--- Start ---
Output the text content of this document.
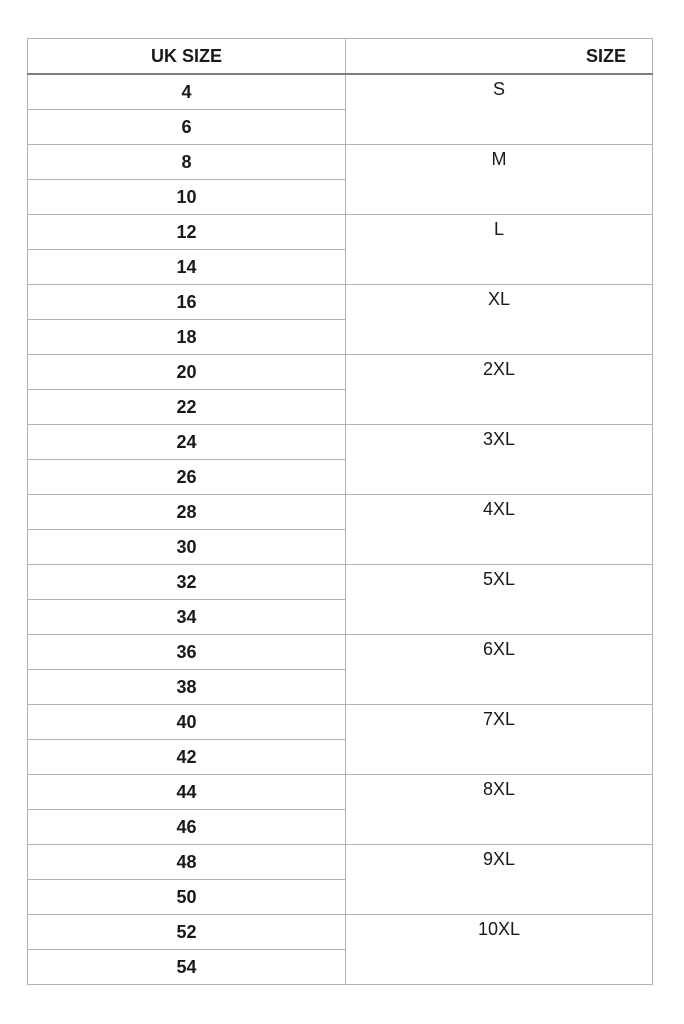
UK SIZE	SIZE
4	S
6	
8	M
10	
12	L
14	
16	XL
18	
20	2XL
22	
24	3XL
26	
28	4XL
30	
32	5XL
34	
36	6XL
38	
40	7XL
42	
44	8XL
46	
48	9XL
50	
52	10XL
54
--- End ---
SET TASK | From the data above, write out everything exactly except the pictures.

WORKED ANSWER |
Output the text content of this document.
UK SIZE	SIZE
4	S
6	
8	M
10	
12	L
14	
16	XL
18	
20	2XL
22	
24	3XL
26	
28	4XL
30	
32	5XL
34	
36	6XL
38	
40	7XL
42	
44	8XL
46	
48	9XL
50	
52	10XL
54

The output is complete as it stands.